● What the task requires
Report each line of the data that has "stainings" somewhere in it.

● Records for the task
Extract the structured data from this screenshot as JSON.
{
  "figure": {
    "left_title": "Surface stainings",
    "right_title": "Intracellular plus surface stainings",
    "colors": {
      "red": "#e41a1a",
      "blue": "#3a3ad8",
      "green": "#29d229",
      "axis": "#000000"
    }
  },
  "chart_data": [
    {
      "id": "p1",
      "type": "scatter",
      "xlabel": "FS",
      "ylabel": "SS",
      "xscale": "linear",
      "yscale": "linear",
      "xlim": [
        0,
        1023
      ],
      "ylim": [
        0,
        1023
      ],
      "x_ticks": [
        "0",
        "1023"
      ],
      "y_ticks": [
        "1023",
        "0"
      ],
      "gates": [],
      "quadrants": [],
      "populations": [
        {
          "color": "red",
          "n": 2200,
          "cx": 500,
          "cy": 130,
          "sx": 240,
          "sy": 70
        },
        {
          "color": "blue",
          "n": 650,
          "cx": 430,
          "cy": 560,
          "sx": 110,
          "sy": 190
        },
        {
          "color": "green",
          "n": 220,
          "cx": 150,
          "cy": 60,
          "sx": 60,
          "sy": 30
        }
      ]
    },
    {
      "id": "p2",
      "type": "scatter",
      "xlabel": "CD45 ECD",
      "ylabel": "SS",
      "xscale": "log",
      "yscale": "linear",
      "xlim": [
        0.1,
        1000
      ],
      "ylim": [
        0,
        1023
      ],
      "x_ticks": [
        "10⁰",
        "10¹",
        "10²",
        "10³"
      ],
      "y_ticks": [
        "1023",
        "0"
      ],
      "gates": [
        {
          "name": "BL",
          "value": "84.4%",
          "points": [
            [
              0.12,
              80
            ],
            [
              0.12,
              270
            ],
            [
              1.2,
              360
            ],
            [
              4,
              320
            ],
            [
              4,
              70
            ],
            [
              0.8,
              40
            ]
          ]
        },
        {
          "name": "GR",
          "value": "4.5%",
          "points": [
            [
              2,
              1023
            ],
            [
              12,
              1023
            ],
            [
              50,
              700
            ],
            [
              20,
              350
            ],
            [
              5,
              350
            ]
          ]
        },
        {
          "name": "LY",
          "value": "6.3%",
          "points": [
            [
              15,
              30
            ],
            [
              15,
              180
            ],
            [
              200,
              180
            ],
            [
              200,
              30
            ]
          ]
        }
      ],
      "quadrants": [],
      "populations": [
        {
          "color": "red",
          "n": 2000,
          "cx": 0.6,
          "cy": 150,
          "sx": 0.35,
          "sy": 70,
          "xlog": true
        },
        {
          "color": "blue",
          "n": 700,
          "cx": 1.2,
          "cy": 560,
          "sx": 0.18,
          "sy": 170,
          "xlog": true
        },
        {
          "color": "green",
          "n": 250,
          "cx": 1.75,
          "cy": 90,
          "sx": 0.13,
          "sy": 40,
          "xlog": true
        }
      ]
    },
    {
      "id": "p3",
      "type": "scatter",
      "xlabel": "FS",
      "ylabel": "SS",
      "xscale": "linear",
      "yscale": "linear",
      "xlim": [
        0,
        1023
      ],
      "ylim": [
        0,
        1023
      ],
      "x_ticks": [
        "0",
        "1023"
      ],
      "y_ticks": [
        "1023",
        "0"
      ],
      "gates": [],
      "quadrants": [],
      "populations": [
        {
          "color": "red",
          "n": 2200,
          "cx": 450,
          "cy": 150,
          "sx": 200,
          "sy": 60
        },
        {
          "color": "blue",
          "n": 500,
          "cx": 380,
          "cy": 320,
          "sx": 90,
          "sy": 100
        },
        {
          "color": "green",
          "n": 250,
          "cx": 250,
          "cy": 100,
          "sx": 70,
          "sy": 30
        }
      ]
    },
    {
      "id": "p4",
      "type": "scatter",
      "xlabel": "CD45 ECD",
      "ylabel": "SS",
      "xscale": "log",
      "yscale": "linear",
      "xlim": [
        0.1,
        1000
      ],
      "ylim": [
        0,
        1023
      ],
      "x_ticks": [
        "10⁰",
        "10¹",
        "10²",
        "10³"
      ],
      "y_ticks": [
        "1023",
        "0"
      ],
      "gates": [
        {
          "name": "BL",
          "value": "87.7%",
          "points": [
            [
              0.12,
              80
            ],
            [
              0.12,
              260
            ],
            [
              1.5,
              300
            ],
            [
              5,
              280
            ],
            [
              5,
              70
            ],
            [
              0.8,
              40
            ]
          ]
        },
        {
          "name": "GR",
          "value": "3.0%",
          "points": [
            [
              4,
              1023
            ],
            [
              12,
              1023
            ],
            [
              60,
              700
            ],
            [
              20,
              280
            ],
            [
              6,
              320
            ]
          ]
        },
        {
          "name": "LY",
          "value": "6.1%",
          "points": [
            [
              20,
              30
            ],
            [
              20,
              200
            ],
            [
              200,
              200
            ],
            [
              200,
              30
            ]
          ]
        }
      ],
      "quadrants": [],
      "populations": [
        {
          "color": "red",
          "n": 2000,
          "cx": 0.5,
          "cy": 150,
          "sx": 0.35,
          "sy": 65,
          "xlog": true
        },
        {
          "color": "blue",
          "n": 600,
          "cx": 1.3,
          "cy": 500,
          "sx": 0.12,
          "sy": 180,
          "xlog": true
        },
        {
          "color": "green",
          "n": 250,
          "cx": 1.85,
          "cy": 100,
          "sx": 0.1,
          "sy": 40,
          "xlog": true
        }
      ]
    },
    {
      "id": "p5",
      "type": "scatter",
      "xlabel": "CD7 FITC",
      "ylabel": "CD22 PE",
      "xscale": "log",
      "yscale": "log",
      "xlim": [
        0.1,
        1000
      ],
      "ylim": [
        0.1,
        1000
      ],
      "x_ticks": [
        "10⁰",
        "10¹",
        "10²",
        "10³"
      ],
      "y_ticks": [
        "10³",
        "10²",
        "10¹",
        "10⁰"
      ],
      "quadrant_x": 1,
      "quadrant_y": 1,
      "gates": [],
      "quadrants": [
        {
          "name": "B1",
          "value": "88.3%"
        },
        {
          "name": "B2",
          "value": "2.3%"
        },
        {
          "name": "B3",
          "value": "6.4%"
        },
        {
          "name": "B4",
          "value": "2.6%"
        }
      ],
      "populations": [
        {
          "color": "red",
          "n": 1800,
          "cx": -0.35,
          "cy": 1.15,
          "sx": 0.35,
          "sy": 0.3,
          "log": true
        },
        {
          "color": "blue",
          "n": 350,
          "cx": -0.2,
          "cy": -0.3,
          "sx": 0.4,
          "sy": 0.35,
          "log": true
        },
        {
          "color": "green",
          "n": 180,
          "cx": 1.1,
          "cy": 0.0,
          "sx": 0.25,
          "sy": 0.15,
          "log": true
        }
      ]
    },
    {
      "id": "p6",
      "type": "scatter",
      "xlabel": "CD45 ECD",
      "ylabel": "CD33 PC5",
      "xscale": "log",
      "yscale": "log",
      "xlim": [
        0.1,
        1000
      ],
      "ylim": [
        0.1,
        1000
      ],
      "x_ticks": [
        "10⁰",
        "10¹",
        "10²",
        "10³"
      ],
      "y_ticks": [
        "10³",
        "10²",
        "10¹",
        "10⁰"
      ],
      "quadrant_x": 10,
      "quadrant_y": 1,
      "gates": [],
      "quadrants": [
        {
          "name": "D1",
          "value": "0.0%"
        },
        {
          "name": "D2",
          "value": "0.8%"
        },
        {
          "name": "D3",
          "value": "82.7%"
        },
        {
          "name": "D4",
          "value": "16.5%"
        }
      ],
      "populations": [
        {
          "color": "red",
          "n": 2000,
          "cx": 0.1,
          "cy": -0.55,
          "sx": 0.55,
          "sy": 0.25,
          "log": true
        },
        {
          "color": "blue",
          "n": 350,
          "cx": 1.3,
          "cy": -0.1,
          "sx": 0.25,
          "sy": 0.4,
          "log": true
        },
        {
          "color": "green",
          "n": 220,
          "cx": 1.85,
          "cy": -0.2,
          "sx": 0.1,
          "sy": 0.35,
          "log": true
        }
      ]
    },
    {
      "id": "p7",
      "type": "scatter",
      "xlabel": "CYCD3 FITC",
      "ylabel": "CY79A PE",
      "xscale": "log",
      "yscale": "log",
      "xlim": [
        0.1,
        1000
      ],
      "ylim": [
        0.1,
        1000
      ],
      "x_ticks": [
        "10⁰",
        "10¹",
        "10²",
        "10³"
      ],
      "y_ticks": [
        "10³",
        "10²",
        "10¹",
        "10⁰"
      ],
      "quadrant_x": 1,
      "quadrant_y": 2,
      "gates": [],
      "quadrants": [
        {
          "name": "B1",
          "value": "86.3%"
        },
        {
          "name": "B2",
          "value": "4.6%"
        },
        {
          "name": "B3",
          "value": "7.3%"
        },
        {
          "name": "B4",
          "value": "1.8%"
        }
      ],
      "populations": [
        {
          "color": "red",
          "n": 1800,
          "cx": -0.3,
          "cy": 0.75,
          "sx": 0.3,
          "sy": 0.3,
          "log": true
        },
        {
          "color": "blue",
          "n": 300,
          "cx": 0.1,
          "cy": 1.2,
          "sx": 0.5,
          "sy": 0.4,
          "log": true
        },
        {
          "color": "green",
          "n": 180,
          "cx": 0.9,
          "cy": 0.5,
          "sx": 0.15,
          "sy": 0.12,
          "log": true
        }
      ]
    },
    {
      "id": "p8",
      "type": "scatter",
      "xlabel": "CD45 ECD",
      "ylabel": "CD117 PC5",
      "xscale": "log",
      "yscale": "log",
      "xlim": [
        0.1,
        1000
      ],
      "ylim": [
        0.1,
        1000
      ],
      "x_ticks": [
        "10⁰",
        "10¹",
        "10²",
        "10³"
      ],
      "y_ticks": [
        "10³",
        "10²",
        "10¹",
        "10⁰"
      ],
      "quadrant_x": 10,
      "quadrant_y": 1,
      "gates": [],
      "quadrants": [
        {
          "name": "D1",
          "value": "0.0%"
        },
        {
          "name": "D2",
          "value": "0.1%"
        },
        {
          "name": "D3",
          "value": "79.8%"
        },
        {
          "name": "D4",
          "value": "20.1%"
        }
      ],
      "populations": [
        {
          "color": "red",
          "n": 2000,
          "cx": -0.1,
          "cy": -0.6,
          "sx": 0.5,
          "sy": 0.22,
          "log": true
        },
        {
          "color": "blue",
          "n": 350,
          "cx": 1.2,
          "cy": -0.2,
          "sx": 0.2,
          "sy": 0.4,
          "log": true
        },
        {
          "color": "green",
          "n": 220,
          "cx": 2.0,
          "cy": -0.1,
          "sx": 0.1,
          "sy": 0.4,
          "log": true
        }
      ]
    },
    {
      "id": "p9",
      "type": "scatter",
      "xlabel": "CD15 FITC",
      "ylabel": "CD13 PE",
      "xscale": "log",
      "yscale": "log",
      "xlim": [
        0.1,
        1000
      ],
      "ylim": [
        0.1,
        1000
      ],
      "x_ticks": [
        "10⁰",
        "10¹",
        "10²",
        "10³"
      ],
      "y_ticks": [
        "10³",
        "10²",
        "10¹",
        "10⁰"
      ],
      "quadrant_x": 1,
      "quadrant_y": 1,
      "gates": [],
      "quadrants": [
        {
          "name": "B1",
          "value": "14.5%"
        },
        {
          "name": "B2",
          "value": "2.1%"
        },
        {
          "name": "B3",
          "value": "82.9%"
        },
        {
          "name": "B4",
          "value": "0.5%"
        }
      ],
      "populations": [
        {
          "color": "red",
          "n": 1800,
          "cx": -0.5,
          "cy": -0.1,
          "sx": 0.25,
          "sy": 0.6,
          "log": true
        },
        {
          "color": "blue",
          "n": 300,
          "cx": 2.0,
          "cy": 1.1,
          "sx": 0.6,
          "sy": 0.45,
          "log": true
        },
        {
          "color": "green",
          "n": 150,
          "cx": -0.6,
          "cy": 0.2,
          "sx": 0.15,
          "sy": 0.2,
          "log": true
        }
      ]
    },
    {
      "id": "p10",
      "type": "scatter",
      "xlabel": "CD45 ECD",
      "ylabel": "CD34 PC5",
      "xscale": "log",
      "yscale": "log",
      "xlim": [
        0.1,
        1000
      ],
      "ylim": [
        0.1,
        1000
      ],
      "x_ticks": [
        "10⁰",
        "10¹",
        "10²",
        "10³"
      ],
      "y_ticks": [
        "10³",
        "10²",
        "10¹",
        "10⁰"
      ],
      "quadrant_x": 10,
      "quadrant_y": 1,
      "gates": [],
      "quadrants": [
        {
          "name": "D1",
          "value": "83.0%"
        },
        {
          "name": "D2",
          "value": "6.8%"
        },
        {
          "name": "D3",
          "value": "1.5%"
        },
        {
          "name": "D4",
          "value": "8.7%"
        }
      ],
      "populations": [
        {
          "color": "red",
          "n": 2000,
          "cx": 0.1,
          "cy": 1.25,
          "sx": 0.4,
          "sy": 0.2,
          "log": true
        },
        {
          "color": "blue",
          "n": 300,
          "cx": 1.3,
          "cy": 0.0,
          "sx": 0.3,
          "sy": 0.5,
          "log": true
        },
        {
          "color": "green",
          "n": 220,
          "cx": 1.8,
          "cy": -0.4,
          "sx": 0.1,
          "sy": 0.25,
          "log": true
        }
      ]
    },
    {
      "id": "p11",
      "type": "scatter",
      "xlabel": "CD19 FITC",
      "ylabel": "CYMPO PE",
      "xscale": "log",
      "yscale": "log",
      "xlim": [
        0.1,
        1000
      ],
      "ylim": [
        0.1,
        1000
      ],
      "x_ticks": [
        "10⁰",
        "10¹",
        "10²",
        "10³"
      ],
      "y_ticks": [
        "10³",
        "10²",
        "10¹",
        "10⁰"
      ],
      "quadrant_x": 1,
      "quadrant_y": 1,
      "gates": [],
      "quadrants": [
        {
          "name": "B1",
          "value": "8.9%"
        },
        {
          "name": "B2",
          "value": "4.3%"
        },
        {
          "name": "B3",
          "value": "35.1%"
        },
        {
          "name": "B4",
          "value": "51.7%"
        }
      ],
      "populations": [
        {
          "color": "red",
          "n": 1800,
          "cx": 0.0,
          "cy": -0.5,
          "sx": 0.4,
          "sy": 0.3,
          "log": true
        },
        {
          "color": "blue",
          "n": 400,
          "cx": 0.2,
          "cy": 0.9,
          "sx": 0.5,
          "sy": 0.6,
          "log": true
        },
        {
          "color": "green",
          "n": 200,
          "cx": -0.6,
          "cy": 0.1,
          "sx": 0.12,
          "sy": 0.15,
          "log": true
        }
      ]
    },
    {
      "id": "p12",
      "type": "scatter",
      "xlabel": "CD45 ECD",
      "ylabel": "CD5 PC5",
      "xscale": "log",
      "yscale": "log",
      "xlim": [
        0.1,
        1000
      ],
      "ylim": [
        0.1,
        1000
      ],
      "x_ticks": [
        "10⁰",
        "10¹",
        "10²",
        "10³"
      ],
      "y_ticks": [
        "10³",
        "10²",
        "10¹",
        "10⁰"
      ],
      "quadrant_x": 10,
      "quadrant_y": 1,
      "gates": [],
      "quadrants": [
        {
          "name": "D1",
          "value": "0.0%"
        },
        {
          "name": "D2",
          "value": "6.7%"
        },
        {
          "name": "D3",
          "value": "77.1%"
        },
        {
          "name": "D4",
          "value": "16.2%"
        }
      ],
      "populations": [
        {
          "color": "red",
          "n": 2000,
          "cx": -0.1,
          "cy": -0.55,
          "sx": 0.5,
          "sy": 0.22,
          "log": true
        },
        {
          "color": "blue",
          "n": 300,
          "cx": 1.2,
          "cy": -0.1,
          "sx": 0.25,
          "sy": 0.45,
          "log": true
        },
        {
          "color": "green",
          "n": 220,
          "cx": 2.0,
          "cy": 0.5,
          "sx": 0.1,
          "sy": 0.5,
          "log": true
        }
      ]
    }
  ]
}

● Expected output
    "left_title": "Surface stainings",
    "right_title": "Intracellular plus surface stainings",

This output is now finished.